_TASK TO COMPLETE_:
Beginning with the line where "What text is on this page?" appears, restate the lines word for word through the last one in the listing.

_DATASET ROWS_:
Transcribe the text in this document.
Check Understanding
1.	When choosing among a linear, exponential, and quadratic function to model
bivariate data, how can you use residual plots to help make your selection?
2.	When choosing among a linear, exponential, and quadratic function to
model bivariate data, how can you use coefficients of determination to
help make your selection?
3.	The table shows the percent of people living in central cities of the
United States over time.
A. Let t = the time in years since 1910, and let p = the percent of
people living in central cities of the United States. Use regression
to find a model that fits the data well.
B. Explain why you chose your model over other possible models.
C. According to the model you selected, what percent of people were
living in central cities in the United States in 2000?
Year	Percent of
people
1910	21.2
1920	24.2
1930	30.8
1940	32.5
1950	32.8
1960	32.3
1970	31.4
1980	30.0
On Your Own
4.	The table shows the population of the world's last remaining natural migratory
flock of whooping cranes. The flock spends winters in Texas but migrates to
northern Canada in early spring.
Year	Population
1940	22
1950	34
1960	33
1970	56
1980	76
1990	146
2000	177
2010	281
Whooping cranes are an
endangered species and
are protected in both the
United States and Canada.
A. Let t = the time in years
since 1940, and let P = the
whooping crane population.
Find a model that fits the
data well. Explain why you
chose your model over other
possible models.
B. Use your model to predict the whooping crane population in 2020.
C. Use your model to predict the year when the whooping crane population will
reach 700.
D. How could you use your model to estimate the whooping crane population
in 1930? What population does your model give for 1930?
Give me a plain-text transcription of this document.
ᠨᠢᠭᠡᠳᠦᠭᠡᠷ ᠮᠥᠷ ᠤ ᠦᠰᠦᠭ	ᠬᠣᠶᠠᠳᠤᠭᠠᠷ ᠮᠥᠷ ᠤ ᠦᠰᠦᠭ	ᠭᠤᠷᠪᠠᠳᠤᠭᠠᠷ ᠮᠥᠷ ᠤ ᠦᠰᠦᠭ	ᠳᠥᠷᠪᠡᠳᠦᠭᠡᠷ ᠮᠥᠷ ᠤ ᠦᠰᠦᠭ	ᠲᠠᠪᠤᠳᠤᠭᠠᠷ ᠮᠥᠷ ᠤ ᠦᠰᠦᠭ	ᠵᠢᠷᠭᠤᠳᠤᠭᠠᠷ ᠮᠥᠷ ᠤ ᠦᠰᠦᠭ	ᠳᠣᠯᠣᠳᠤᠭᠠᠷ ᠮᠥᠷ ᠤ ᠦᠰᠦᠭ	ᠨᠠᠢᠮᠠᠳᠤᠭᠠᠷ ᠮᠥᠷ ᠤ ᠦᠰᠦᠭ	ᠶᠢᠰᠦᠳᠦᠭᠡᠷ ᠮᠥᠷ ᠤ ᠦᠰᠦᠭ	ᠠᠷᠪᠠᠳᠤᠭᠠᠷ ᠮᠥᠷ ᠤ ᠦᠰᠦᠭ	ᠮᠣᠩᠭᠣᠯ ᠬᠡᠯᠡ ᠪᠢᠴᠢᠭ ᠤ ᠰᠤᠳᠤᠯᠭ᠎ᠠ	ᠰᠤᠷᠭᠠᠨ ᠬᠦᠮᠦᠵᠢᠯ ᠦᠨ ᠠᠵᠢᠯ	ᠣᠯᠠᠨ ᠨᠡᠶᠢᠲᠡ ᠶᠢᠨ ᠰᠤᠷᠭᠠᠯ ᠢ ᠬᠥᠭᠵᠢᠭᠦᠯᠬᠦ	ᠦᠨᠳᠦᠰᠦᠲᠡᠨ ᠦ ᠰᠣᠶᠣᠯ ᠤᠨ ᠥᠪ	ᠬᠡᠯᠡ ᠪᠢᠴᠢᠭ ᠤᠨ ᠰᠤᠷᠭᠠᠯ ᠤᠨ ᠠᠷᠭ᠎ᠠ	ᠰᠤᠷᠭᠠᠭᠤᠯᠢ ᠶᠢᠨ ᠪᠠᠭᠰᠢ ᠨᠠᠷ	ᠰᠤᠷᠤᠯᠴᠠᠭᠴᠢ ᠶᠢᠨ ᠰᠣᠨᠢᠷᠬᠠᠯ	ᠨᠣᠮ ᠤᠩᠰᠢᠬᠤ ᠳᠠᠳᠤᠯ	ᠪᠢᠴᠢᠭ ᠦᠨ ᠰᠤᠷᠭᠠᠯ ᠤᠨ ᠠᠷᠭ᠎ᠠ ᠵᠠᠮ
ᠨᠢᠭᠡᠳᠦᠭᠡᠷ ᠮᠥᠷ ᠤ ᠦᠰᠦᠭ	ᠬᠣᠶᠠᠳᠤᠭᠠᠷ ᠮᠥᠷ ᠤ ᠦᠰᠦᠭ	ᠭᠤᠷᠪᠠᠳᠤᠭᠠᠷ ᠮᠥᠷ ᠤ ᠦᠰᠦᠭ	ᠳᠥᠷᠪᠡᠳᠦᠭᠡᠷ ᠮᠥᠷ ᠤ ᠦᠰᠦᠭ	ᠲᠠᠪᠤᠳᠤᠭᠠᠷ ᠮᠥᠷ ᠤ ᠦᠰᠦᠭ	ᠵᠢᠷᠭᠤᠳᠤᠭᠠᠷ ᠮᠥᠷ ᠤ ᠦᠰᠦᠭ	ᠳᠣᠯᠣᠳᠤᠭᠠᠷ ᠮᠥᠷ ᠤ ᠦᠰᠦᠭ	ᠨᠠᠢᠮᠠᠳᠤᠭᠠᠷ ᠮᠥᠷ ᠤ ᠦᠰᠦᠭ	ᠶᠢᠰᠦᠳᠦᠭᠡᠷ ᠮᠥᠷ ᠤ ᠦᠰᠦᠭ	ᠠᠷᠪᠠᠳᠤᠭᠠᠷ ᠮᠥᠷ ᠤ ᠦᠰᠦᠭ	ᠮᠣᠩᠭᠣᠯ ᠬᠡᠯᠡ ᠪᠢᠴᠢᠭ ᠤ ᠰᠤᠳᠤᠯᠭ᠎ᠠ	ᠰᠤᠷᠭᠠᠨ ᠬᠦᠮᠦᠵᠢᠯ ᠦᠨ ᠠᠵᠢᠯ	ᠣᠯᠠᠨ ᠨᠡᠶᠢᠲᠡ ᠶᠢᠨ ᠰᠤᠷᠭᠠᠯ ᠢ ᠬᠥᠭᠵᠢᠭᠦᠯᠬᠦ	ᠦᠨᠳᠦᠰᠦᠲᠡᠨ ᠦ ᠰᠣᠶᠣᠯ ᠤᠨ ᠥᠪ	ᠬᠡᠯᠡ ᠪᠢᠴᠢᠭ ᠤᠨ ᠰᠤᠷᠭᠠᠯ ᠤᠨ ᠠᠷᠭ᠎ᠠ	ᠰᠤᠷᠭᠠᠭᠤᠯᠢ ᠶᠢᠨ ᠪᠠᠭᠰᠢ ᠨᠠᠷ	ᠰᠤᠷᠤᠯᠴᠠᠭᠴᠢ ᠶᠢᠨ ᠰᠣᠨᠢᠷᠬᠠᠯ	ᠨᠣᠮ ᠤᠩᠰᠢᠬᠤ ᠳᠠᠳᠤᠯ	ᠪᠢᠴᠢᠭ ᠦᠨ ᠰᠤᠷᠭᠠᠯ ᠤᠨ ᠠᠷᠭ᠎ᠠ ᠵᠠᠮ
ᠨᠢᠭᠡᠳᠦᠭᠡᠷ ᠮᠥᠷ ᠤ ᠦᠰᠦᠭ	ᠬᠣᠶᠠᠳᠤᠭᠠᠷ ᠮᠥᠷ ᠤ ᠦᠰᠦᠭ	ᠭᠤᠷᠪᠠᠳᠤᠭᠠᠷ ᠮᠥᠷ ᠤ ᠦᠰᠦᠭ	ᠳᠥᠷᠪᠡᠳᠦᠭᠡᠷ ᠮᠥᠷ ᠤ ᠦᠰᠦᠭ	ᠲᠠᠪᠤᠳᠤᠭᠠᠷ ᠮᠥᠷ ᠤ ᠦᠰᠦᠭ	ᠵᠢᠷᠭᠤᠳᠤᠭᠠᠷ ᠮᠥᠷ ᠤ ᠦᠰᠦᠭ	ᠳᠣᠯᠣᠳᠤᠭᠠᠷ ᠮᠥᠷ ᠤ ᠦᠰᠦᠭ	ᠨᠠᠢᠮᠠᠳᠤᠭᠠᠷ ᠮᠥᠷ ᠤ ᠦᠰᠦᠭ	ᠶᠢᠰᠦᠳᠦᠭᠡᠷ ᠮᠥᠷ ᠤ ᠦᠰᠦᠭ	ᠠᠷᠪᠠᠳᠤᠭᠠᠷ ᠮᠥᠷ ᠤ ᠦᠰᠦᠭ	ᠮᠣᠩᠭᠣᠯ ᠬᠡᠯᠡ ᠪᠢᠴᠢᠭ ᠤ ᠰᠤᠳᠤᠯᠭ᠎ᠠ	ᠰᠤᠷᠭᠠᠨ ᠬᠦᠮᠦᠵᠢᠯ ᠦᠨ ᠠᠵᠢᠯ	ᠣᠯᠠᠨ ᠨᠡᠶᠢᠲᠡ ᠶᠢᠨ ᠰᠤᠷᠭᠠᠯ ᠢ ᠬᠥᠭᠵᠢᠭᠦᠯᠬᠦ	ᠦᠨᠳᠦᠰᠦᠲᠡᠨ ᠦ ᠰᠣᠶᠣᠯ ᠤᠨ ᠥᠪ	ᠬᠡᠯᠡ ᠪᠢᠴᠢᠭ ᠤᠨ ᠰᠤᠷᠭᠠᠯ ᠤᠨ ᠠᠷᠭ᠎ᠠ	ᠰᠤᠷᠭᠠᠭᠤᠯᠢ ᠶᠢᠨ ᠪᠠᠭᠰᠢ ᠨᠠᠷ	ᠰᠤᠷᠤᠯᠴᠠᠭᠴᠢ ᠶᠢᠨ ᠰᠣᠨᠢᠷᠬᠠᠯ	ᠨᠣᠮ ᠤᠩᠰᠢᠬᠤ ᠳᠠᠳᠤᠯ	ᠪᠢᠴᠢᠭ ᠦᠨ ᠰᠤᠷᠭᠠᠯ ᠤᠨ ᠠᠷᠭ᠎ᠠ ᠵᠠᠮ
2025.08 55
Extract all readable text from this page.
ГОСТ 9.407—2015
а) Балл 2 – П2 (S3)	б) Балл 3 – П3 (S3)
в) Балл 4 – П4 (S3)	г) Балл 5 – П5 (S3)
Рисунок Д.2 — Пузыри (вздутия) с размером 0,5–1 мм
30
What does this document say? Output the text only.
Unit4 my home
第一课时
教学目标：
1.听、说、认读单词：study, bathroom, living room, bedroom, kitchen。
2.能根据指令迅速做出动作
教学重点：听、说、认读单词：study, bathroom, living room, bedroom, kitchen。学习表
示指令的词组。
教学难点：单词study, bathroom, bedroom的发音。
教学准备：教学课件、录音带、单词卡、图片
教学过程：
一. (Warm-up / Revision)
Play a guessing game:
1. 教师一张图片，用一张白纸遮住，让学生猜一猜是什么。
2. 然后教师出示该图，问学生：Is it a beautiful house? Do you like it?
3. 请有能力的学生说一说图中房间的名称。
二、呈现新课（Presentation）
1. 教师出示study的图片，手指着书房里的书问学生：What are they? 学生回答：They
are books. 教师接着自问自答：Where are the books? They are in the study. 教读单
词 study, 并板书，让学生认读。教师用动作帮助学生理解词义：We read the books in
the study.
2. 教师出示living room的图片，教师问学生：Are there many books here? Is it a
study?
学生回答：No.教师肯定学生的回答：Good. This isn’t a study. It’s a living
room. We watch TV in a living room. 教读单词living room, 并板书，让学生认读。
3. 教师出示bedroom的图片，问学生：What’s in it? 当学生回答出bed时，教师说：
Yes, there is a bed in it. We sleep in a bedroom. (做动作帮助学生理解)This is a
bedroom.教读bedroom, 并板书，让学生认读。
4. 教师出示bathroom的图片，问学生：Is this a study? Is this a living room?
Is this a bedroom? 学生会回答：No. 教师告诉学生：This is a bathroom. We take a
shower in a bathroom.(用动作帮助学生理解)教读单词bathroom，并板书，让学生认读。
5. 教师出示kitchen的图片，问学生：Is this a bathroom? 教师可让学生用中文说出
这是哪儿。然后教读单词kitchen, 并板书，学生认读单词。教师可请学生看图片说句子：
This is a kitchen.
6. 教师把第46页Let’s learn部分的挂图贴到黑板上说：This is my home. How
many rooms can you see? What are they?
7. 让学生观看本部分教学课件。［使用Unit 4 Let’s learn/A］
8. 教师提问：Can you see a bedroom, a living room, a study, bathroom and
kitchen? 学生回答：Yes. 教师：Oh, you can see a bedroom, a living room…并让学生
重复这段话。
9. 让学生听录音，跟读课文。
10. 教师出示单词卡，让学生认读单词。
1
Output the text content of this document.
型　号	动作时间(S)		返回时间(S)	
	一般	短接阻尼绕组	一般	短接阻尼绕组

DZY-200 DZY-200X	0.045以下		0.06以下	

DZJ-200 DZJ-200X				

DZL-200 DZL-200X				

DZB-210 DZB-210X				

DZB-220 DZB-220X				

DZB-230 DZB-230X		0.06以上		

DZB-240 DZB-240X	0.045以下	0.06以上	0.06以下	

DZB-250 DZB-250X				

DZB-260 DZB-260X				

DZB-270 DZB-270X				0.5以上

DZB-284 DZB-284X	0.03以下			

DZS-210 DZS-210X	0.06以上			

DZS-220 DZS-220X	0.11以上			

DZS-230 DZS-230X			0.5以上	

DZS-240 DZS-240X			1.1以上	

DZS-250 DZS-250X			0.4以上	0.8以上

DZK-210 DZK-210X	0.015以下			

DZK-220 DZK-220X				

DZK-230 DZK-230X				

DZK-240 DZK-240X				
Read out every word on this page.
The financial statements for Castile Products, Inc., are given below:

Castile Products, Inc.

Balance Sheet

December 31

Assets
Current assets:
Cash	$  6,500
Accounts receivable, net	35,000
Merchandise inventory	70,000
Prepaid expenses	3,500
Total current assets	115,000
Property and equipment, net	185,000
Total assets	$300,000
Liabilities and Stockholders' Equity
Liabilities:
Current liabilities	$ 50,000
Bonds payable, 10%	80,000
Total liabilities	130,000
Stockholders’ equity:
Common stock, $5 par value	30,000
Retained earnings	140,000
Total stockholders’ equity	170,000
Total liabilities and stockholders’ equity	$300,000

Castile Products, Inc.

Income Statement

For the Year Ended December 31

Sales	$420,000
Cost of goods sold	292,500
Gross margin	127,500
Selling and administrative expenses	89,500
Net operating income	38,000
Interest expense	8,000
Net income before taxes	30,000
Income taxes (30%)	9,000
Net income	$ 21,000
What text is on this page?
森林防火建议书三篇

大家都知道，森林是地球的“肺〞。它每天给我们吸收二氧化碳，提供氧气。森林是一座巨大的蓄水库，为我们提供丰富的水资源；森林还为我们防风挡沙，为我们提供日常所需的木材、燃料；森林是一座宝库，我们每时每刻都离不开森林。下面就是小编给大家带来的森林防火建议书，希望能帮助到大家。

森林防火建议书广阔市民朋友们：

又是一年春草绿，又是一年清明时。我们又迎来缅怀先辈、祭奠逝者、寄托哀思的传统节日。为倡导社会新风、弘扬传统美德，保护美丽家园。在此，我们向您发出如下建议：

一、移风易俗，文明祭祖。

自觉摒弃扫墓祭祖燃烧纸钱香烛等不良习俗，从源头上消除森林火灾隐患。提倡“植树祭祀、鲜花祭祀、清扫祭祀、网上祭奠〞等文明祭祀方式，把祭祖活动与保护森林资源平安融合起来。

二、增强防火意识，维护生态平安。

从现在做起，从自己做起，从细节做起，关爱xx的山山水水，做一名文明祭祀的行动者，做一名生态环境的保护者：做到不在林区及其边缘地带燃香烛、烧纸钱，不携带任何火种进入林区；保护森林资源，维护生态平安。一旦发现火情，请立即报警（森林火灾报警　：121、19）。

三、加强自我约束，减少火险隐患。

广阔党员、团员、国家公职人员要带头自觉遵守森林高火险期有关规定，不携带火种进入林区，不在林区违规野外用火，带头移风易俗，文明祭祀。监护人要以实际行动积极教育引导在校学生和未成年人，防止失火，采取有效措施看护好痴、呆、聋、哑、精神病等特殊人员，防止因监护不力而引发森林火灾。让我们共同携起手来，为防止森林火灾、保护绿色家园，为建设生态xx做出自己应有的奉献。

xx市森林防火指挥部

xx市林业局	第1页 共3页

_ANSWER FOR THE TASK_:
What text is on this page?
森林防火建议书三篇

大家都知道，森林是地球的“肺〞。它每天给我们吸收二氧化碳，提供氧气。森林是一座巨大的蓄水库，为我们提供丰富的水资源；森林还为我们防风挡沙，为我们提供日常所需的木材、燃料；森林是一座宝库，我们每时每刻都离不开森林。下面就是小编给大家带来的森林防火建议书，希望能帮助到大家。

森林防火建议书广阔市民朋友们：

又是一年春草绿，又是一年清明时。我们又迎来缅怀先辈、祭奠逝者、寄托哀思的传统节日。为倡导社会新风、弘扬传统美德，保护美丽家园。在此，我们向您发出如下建议：

一、移风易俗，文明祭祖。

自觉摒弃扫墓祭祖燃烧纸钱香烛等不良习俗，从源头上消除森林火灾隐患。提倡“植树祭祀、鲜花祭祀、清扫祭祀、网上祭奠〞等文明祭祀方式，把祭祖活动与保护森林资源平安融合起来。

二、增强防火意识，维护生态平安。

从现在做起，从自己做起，从细节做起，关爱xx的山山水水，做一名文明祭祀的行动者，做一名生态环境的保护者：做到不在林区及其边缘地带燃香烛、烧纸钱，不携带任何火种进入林区；保护森林资源，维护生态平安。一旦发现火情，请立即报警（森林火灾报警　：121、19）。

三、加强自我约束，减少火险隐患。

广阔党员、团员、国家公职人员要带头自觉遵守森林高火险期有关规定，不携带火种进入林区，不在林区违规野外用火，带头移风易俗，文明祭祀。监护人要以实际行动积极教育引导在校学生和未成年人，防止失火，采取有效措施看护好痴、呆、聋、哑、精神病等特殊人员，防止因监护不力而引发森林火灾。让我们共同携起手来，为防止森林火灾、保护绿色家园，为建设生态xx做出自己应有的奉献。

xx市森林防火指挥部

xx市林业局	第1页 共3页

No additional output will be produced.